* _Exercise prompt_: Make an exact copy of all the records.

Items from a dataset
= = =
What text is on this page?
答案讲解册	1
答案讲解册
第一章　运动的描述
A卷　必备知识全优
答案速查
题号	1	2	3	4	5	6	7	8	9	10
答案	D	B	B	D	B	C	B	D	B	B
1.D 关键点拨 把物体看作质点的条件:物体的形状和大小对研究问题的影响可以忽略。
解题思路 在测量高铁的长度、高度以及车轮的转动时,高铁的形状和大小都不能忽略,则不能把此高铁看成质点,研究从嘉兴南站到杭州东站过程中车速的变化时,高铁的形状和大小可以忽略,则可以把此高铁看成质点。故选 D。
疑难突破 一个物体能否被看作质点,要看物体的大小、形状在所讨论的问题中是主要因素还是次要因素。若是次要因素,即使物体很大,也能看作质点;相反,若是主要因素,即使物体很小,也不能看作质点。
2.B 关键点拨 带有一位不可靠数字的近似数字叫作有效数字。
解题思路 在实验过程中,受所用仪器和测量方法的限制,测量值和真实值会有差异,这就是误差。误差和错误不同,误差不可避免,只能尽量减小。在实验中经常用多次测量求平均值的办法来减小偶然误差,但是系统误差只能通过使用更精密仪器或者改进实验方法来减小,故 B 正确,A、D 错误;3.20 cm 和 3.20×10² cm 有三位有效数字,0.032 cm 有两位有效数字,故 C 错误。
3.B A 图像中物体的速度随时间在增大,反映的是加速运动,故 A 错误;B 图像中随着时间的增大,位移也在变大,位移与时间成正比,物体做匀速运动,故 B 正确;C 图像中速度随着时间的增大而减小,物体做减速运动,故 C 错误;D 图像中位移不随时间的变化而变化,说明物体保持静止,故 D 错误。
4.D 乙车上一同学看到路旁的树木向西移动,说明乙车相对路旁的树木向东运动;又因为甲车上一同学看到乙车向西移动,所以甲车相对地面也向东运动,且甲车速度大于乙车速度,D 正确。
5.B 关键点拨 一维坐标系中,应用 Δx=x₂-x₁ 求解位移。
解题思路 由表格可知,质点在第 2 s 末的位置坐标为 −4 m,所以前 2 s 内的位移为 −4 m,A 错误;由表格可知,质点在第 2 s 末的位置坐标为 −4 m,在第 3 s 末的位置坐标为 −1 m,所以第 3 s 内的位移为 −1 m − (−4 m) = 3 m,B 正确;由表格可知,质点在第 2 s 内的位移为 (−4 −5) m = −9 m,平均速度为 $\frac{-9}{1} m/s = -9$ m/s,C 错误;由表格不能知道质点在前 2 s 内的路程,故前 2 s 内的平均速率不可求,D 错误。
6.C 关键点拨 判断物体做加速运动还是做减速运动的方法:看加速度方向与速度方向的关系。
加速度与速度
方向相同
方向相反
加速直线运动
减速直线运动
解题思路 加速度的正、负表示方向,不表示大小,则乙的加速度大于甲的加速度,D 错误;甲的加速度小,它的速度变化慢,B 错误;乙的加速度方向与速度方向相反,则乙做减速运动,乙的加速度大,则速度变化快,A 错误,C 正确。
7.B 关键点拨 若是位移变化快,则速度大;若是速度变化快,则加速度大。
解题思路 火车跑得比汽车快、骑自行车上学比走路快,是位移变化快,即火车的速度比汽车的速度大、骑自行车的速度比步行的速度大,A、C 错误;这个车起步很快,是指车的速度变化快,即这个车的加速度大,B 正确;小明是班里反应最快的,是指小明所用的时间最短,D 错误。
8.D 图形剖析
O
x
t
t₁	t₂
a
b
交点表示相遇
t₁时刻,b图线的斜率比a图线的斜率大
= = =
* _Full output_:
What text is on this page?
答案讲解册	1
答案讲解册
第一章　运动的描述
A卷　必备知识全优
答案速查
题号	1	2	3	4	5	6	7	8	9	10
答案	D	B	B	D	B	C	B	D	B	B
1.D 关键点拨 把物体看作质点的条件:物体的形状和大小对研究问题的影响可以忽略。
解题思路 在测量高铁的长度、高度以及车轮的转动时,高铁的形状和大小都不能忽略,则不能把此高铁看成质点,研究从嘉兴南站到杭州东站过程中车速的变化时,高铁的形状和大小可以忽略,则可以把此高铁看成质点。故选 D。
疑难突破 一个物体能否被看作质点,要看物体的大小、形状在所讨论的问题中是主要因素还是次要因素。若是次要因素,即使物体很大,也能看作质点;相反,若是主要因素,即使物体很小,也不能看作质点。
2.B 关键点拨 带有一位不可靠数字的近似数字叫作有效数字。
解题思路 在实验过程中,受所用仪器和测量方法的限制,测量值和真实值会有差异,这就是误差。误差和错误不同,误差不可避免,只能尽量减小。在实验中经常用多次测量求平均值的办法来减小偶然误差,但是系统误差只能通过使用更精密仪器或者改进实验方法来减小,故 B 正确,A、D 错误;3.20 cm 和 3.20×10² cm 有三位有效数字,0.032 cm 有两位有效数字,故 C 错误。
3.B A 图像中物体的速度随时间在增大,反映的是加速运动,故 A 错误;B 图像中随着时间的增大,位移也在变大,位移与时间成正比,物体做匀速运动,故 B 正确;C 图像中速度随着时间的增大而减小,物体做减速运动,故 C 错误;D 图像中位移不随时间的变化而变化,说明物体保持静止,故 D 错误。
4.D 乙车上一同学看到路旁的树木向西移动,说明乙车相对路旁的树木向东运动;又因为甲车上一同学看到乙车向西移动,所以甲车相对地面也向东运动,且甲车速度大于乙车速度,D 正确。
5.B 关键点拨 一维坐标系中,应用 Δx=x₂-x₁ 求解位移。
解题思路 由表格可知,质点在第 2 s 末的位置坐标为 −4 m,所以前 2 s 内的位移为 −4 m,A 错误;由表格可知,质点在第 2 s 末的位置坐标为 −4 m,在第 3 s 末的位置坐标为 −1 m,所以第 3 s 内的位移为 −1 m − (−4 m) = 3 m,B 正确;由表格可知,质点在第 2 s 内的位移为 (−4 −5) m = −9 m,平均速度为 $\frac{-9}{1} m/s = -9$ m/s,C 错误;由表格不能知道质点在前 2 s 内的路程,故前 2 s 内的平均速率不可求,D 错误。
6.C 关键点拨 判断物体做加速运动还是做减速运动的方法:看加速度方向与速度方向的关系。
加速度与速度
方向相同
方向相反
加速直线运动
减速直线运动
解题思路 加速度的正、负表示方向,不表示大小,则乙的加速度大于甲的加速度,D 错误;甲的加速度小,它的速度变化慢,B 错误;乙的加速度方向与速度方向相反,则乙做减速运动,乙的加速度大,则速度变化快,A 错误,C 正确。
7.B 关键点拨 若是位移变化快,则速度大;若是速度变化快,则加速度大。
解题思路 火车跑得比汽车快、骑自行车上学比走路快,是位移变化快,即火车的速度比汽车的速度大、骑自行车的速度比步行的速度大,A、C 错误;这个车起步很快,是指车的速度变化快,即这个车的加速度大,B 正确;小明是班里反应最快的,是指小明所用的时间最短,D 错误。
8.D 图形剖析
O
x
t
t₁	t₂
a
b
交点表示相遇
t₁时刻,b图线的斜率比a图线的斜率大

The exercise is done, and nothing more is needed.